Omit every picture while repeating the entries exactly.
━━━ THE DATA
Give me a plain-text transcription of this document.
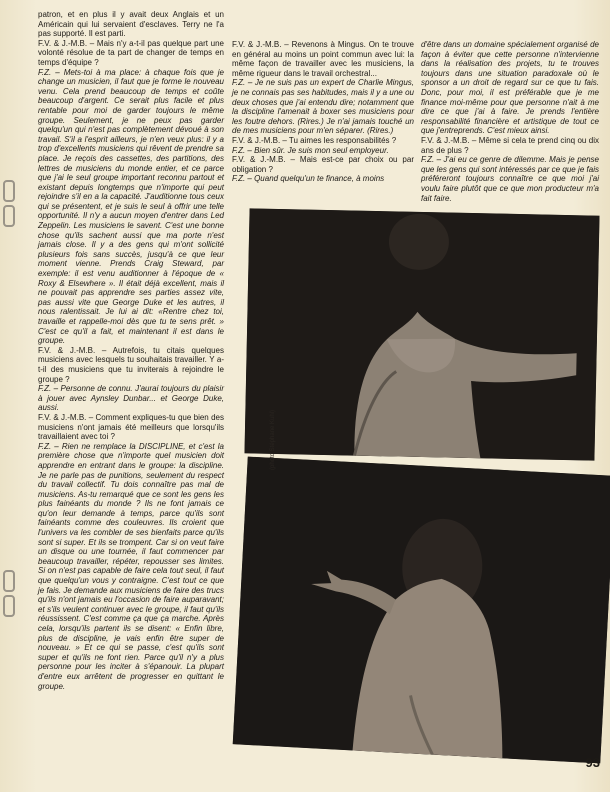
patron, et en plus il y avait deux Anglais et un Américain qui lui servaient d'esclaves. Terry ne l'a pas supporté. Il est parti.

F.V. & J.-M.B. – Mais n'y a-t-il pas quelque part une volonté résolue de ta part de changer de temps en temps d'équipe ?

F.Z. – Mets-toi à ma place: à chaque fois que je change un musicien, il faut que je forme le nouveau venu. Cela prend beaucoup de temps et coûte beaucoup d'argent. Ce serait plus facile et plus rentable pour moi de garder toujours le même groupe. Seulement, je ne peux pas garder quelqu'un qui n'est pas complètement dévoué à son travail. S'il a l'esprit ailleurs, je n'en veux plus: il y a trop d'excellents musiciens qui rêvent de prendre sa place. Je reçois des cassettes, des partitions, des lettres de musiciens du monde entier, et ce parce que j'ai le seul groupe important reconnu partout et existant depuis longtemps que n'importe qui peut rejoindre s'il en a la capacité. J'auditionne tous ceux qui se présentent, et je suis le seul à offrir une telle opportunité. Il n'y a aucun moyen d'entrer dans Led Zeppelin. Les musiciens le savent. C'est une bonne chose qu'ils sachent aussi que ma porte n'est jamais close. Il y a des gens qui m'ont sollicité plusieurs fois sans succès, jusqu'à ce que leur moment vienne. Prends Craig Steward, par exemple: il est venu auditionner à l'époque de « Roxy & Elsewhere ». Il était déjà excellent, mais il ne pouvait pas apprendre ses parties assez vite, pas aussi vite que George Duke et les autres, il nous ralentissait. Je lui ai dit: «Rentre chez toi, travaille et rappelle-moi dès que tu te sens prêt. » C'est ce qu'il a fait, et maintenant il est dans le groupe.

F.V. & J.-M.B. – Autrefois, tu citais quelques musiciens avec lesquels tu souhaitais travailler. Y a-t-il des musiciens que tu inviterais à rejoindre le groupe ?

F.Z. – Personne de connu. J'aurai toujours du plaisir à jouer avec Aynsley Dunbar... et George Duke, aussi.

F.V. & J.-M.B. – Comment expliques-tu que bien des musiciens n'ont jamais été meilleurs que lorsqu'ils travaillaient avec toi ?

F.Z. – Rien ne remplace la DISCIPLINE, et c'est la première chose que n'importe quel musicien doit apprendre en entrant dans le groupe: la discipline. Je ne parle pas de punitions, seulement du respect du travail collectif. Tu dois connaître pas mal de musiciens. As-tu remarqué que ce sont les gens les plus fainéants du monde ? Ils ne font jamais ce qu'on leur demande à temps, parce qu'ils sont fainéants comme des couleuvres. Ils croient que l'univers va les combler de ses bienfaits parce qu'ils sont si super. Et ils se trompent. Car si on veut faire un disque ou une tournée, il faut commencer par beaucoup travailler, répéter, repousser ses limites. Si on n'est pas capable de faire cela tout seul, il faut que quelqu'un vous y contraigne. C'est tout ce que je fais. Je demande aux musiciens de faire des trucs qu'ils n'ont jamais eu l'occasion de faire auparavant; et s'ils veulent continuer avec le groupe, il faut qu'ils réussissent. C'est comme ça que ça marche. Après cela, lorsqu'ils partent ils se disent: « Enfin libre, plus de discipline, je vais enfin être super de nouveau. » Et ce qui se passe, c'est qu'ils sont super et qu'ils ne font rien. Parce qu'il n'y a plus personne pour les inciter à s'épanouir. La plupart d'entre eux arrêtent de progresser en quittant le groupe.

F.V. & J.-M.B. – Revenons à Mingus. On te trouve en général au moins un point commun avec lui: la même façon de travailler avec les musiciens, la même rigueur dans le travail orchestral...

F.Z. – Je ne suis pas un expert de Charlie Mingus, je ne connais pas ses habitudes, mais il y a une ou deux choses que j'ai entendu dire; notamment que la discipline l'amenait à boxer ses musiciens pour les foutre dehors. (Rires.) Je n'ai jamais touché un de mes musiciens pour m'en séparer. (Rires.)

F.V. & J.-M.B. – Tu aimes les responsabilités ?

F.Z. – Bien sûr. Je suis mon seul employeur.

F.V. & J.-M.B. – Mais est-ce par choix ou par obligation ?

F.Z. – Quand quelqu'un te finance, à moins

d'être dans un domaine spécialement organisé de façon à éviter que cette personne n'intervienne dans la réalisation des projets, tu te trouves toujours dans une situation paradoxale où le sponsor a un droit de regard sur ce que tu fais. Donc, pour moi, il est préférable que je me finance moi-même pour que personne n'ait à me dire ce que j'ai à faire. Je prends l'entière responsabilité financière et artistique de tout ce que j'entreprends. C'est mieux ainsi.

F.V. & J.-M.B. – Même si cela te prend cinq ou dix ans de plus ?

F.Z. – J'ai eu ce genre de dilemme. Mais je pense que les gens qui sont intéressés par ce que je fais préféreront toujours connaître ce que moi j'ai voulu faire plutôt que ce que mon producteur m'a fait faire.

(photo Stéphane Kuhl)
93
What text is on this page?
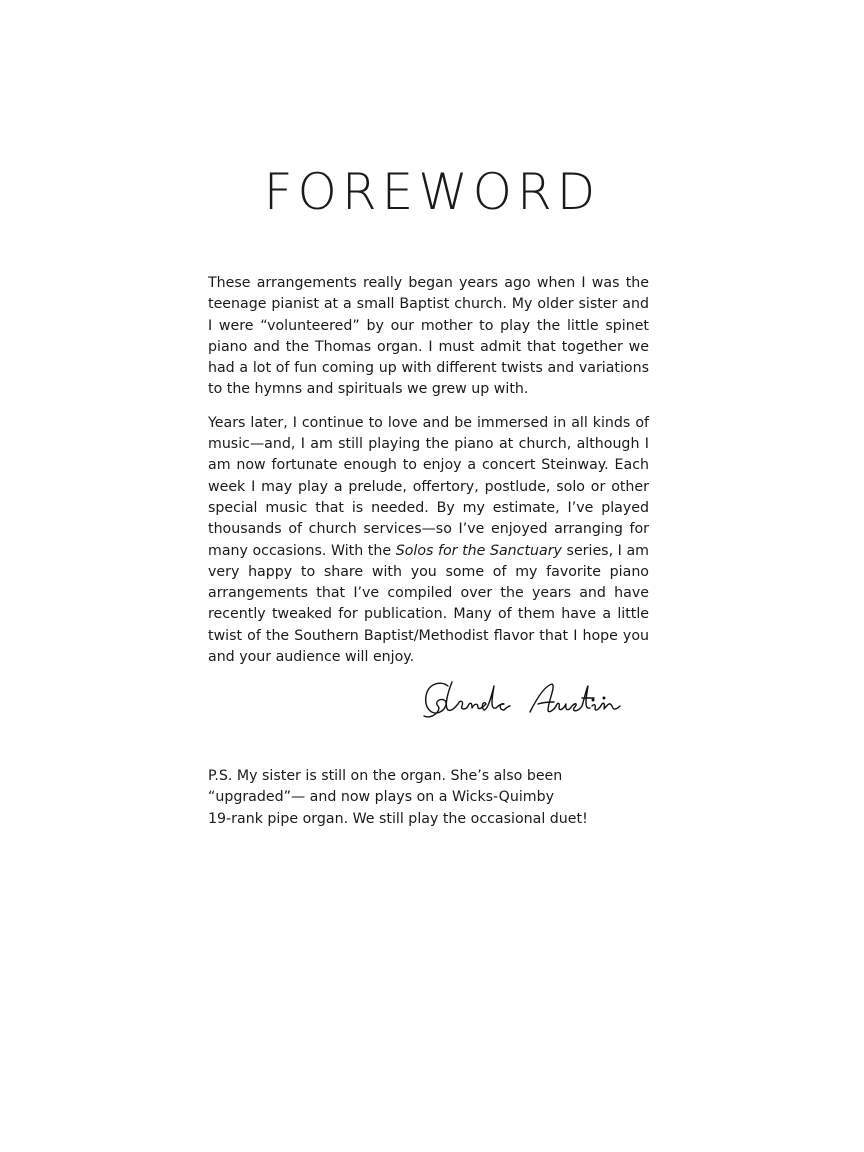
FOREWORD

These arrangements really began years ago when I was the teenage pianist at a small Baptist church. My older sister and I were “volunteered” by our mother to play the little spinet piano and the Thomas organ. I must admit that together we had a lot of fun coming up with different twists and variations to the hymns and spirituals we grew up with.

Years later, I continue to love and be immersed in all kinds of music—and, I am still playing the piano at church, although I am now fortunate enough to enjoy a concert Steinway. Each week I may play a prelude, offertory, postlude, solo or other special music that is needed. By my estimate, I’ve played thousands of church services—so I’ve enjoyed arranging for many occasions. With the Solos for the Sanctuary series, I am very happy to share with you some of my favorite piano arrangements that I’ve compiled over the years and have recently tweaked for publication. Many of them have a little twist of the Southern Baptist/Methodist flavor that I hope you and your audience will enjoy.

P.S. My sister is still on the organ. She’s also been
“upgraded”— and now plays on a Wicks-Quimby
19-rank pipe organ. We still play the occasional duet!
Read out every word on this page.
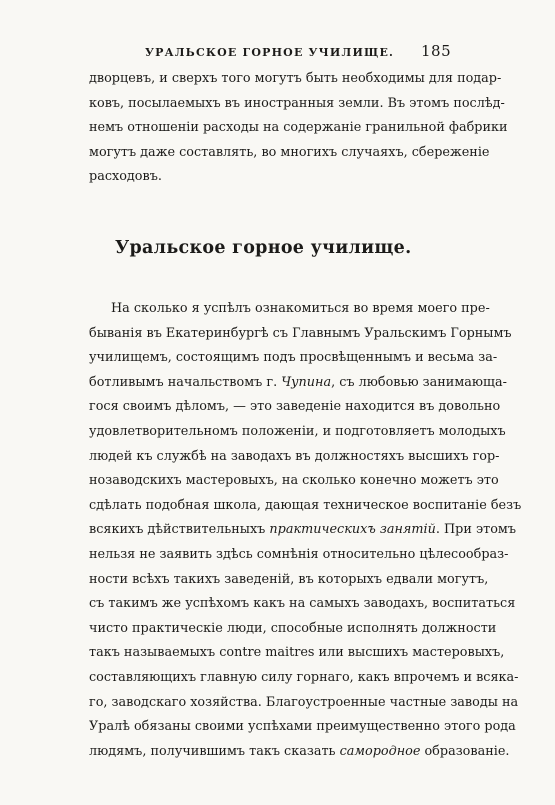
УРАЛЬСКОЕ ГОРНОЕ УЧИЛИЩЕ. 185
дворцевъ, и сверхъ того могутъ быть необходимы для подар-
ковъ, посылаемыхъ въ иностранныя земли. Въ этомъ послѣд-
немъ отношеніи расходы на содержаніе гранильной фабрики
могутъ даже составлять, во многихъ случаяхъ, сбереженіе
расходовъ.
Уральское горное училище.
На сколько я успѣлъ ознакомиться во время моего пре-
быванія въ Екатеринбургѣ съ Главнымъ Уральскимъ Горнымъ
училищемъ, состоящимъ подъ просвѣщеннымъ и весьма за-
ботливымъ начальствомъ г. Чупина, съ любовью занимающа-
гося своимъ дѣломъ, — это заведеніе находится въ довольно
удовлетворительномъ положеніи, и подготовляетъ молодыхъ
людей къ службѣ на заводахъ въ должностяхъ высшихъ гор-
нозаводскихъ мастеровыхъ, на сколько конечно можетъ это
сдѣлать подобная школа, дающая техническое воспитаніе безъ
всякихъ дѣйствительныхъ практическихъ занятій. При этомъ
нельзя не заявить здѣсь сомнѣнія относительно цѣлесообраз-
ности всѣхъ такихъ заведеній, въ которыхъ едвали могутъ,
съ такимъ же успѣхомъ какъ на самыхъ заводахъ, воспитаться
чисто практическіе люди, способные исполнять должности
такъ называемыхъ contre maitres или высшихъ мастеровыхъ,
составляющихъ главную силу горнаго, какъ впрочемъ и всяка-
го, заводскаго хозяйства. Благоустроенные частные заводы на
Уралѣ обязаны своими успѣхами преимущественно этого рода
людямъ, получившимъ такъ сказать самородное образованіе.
━━━━━━
◆ ANSWER TO THIS TASK:
Give me a plain-text transcription of this document.
patron, et en plus il y avait deux Anglais et un Américain qui lui servaient d'esclaves. Terry ne l'a pas supporté. Il est parti.

F.V. & J.-M.B. – Mais n'y a-t-il pas quelque part une volonté résolue de ta part de changer de temps en temps d'équipe ?

F.Z. – Mets-toi à ma place: à chaque fois que je change un musicien, il faut que je forme le nouveau venu. Cela prend beaucoup de temps et coûte beaucoup d'argent. Ce serait plus facile et plus rentable pour moi de garder toujours le même groupe. Seulement, je ne peux pas garder quelqu'un qui n'est pas complètement dévoué à son travail. S'il a l'esprit ailleurs, je n'en veux plus: il y a trop d'excellents musiciens qui rêvent de prendre sa place. Je reçois des cassettes, des partitions, des lettres de musiciens du monde entier, et ce parce que j'ai le seul groupe important reconnu partout et existant depuis longtemps que n'importe qui peut rejoindre s'il en a la capacité. J'auditionne tous ceux qui se présentent, et je suis le seul à offrir une telle opportunité. Il n'y a aucun moyen d'entrer dans Led Zeppelin. Les musiciens le savent. C'est une bonne chose qu'ils sachent aussi que ma porte n'est jamais close. Il y a des gens qui m'ont sollicité plusieurs fois sans succès, jusqu'à ce que leur moment vienne. Prends Craig Steward, par exemple: il est venu auditionner à l'époque de « Roxy & Elsewhere ». Il était déjà excellent, mais il ne pouvait pas apprendre ses parties assez vite, pas aussi vite que George Duke et les autres, il nous ralentissait. Je lui ai dit: «Rentre chez toi, travaille et rappelle-moi dès que tu te sens prêt. » C'est ce qu'il a fait, et maintenant il est dans le groupe.

F.V. & J.-M.B. – Autrefois, tu citais quelques musiciens avec lesquels tu souhaitais travailler. Y a-t-il des musiciens que tu inviterais à rejoindre le groupe ?

F.Z. – Personne de connu. J'aurai toujours du plaisir à jouer avec Aynsley Dunbar... et George Duke, aussi.

F.V. & J.-M.B. – Comment expliques-tu que bien des musiciens n'ont jamais été meilleurs que lorsqu'ils travaillaient avec toi ?

F.Z. – Rien ne remplace la DISCIPLINE, et c'est la première chose que n'importe quel musicien doit apprendre en entrant dans le groupe: la discipline. Je ne parle pas de punitions, seulement du respect du travail collectif. Tu dois connaître pas mal de musiciens. As-tu remarqué que ce sont les gens les plus fainéants du monde ? Ils ne font jamais ce qu'on leur demande à temps, parce qu'ils sont fainéants comme des couleuvres. Ils croient que l'univers va les combler de ses bienfaits parce qu'ils sont si super. Et ils se trompent. Car si on veut faire un disque ou une tournée, il faut commencer par beaucoup travailler, répéter, repousser ses limites. Si on n'est pas capable de faire cela tout seul, il faut que quelqu'un vous y contraigne. C'est tout ce que je fais. Je demande aux musiciens de faire des trucs qu'ils n'ont jamais eu l'occasion de faire auparavant; et s'ils veulent continuer avec le groupe, il faut qu'ils réussissent. C'est comme ça que ça marche. Après cela, lorsqu'ils partent ils se disent: « Enfin libre, plus de discipline, je vais enfin être super de nouveau. » Et ce qui se passe, c'est qu'ils sont super et qu'ils ne font rien. Parce qu'il n'y a plus personne pour les inciter à s'épanouir. La plupart d'entre eux arrêtent de progresser en quittant le groupe.

F.V. & J.-M.B. – Revenons à Mingus. On te trouve en général au moins un point commun avec lui: la même façon de travailler avec les musiciens, la même rigueur dans le travail orchestral...

F.Z. – Je ne suis pas un expert de Charlie Mingus, je ne connais pas ses habitudes, mais il y a une ou deux choses que j'ai entendu dire; notamment que la discipline l'amenait à boxer ses musiciens pour les foutre dehors. (Rires.) Je n'ai jamais touché un de mes musiciens pour m'en séparer. (Rires.)

F.V. & J.-M.B. – Tu aimes les responsabilités ?

F.Z. – Bien sûr. Je suis mon seul employeur.

F.V. & J.-M.B. – Mais est-ce par choix ou par obligation ?

F.Z. – Quand quelqu'un te finance, à moins

d'être dans un domaine spécialement organisé de façon à éviter que cette personne n'intervienne dans la réalisation des projets, tu te trouves toujours dans une situation paradoxale où le sponsor a un droit de regard sur ce que tu fais. Donc, pour moi, il est préférable que je me finance moi-même pour que personne n'ait à me dire ce que j'ai à faire. Je prends l'entière responsabilité financière et artistique de tout ce que j'entreprends. C'est mieux ainsi.

F.V. & J.-M.B. – Même si cela te prend cinq ou dix ans de plus ?

F.Z. – J'ai eu ce genre de dilemme. Mais je pense que les gens qui sont intéressés par ce que je fais préféreront toujours connaître ce que moi j'ai voulu faire plutôt que ce que mon producteur m'a fait faire.

(photo Stéphane Kuhl)
93
What text is on this page?
FOREWORD

These arrangements really began years ago when I was the teenage pianist at a small Baptist church. My older sister and I were “volunteered” by our mother to play the little spinet piano and the Thomas organ. I must admit that together we had a lot of fun coming up with different twists and variations to the hymns and spirituals we grew up with.

Years later, I continue to love and be immersed in all kinds of music—and, I am still playing the piano at church, although I am now fortunate enough to enjoy a concert Steinway. Each week I may play a prelude, offertory, postlude, solo or other special music that is needed. By my estimate, I’ve played thousands of church services—so I’ve enjoyed arranging for many occasions. With the Solos for the Sanctuary series, I am very happy to share with you some of my favorite piano arrangements that I’ve compiled over the years and have recently tweaked for publication. Many of them have a little twist of the Southern Baptist/Methodist flavor that I hope you and your audience will enjoy.

P.S. My sister is still on the organ. She’s also been
“upgraded”— and now plays on a Wicks-Quimby
19-rank pipe organ. We still play the occasional duet!
Read out every word on this page.
УРАЛЬСКОЕ ГОРНОЕ УЧИЛИЩЕ. 185
дворцевъ, и сверхъ того могутъ быть необходимы для подар-
ковъ, посылаемыхъ въ иностранныя земли. Въ этомъ послѣд-
немъ отношеніи расходы на содержаніе гранильной фабрики
могутъ даже составлять, во многихъ случаяхъ, сбереженіе
расходовъ.
Уральское горное училище.
На сколько я успѣлъ ознакомиться во время моего пре-
быванія въ Екатеринбургѣ съ Главнымъ Уральскимъ Горнымъ
училищемъ, состоящимъ подъ просвѣщеннымъ и весьма за-
ботливымъ начальствомъ г. Чупина, съ любовью занимающа-
гося своимъ дѣломъ, — это заведеніе находится въ довольно
удовлетворительномъ положеніи, и подготовляетъ молодыхъ
людей къ службѣ на заводахъ въ должностяхъ высшихъ гор-
нозаводскихъ мастеровыхъ, на сколько конечно можетъ это
сдѣлать подобная школа, дающая техническое воспитаніе безъ
всякихъ дѣйствительныхъ практическихъ занятій. При этомъ
нельзя не заявить здѣсь сомнѣнія относительно цѣлесообраз-
ности всѣхъ такихъ заведеній, въ которыхъ едвали могутъ,
съ такимъ же успѣхомъ какъ на самыхъ заводахъ, воспитаться
чисто практическіе люди, способные исполнять должности
такъ называемыхъ contre maitres или высшихъ мастеровыхъ,
составляющихъ главную силу горнаго, какъ впрочемъ и всяка-
го, заводскаго хозяйства. Благоустроенные частные заводы на
Уралѣ обязаны своими успѣхами преимущественно этого рода
людямъ, получившимъ такъ сказать самородное образованіе.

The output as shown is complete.